Find the lines holding the string "JSON" in the data, then copy all of them.

= = = =

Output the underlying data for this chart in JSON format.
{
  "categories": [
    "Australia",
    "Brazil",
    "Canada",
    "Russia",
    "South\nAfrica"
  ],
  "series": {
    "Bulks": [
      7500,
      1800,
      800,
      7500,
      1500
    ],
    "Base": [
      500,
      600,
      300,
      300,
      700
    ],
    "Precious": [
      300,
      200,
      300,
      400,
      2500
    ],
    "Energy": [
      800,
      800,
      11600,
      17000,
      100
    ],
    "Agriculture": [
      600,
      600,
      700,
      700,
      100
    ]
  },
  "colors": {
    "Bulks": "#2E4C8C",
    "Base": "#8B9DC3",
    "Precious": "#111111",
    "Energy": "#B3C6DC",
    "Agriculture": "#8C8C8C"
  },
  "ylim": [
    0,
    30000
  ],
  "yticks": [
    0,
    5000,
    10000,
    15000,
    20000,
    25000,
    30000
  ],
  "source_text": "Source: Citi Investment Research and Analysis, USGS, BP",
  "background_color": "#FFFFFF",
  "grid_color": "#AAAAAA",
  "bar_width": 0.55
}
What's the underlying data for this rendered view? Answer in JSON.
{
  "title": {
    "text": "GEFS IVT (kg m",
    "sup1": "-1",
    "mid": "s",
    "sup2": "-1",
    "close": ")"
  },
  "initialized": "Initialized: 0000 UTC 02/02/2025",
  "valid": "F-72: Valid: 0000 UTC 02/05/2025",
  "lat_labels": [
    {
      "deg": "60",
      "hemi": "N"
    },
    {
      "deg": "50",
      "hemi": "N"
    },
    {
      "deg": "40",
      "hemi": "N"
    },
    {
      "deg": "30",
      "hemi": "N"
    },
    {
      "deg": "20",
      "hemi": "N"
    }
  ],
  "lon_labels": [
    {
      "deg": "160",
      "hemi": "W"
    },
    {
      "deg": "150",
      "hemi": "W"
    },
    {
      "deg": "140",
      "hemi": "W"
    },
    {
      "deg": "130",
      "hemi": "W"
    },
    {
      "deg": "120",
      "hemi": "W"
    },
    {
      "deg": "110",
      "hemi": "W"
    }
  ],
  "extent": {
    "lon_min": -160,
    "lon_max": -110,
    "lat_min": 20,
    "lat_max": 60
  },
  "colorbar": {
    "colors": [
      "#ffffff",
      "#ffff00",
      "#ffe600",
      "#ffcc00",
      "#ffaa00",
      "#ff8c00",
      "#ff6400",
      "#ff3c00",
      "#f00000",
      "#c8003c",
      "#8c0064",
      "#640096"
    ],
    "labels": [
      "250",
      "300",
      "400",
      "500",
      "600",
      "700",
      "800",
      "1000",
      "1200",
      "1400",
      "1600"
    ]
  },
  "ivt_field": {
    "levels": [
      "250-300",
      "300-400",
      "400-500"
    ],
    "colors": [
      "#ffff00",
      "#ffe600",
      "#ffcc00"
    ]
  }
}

= = = =

_Task result_:
Output the underlying data for this chart in JSON format.
What's the underlying data for this rendered view? Answer in JSON.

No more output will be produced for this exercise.